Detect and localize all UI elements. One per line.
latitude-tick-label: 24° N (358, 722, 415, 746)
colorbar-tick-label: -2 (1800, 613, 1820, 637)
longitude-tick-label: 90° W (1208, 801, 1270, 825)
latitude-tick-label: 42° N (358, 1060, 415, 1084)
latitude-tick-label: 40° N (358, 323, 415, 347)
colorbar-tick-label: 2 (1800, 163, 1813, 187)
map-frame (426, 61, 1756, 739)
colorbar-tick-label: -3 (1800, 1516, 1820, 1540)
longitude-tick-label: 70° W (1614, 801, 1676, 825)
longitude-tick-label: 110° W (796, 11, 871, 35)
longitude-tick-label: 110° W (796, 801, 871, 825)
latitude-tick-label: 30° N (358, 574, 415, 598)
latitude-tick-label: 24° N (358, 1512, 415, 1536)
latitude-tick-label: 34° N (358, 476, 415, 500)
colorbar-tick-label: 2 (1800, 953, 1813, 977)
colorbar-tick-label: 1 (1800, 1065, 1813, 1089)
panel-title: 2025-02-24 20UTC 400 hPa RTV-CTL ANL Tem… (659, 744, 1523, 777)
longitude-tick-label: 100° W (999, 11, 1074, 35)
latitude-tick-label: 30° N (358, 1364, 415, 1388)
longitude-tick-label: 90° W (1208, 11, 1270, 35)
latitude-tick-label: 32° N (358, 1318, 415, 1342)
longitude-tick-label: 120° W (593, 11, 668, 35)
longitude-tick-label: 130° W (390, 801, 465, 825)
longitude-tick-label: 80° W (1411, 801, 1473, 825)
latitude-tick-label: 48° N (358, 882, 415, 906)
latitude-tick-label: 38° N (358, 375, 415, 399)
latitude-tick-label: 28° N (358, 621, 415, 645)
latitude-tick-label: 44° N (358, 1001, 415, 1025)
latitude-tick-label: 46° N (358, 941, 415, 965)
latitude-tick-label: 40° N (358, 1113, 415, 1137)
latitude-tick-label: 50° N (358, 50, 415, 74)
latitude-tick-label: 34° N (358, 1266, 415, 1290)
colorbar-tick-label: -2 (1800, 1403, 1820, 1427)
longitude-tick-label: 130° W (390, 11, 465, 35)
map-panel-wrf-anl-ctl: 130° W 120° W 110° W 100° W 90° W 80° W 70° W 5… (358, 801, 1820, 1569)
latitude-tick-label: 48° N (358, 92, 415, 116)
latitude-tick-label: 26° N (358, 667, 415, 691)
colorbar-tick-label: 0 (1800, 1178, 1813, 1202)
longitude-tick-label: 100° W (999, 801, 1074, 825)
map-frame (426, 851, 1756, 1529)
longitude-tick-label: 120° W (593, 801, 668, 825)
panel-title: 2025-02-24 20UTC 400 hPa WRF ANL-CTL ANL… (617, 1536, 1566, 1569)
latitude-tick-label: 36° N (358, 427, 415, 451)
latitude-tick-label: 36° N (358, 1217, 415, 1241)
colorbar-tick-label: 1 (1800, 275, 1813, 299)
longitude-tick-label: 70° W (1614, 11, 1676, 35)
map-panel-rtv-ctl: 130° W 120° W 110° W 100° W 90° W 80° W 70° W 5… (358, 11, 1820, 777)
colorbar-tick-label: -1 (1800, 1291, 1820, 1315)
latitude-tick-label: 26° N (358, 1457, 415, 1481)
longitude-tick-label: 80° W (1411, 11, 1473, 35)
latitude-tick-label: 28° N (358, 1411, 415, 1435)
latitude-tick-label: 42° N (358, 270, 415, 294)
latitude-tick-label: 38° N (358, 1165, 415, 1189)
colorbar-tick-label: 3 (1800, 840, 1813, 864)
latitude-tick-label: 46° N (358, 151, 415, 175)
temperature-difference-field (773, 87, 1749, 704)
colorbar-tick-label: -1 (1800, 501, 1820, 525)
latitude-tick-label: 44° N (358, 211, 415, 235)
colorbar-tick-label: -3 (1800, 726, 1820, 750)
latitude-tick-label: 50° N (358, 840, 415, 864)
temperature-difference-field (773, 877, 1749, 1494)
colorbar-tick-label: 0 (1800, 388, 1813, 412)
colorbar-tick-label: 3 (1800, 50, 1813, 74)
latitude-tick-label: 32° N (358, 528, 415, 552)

EXERCISE DESCRIPTION:
Copy the records word for word, from their first line through the line containing "latitude-tick-label: 42° N (358, 1060, 415, 1084)", with both of those lines included.

ANSWER TO THIS PROBLEM:
Detect and localize all UI elements. One per line.
latitude-tick-label: 24° N (358, 722, 415, 746)
colorbar-tick-label: -2 (1800, 613, 1820, 637)
longitude-tick-label: 90° W (1208, 801, 1270, 825)
latitude-tick-label: 42° N (358, 1060, 415, 1084)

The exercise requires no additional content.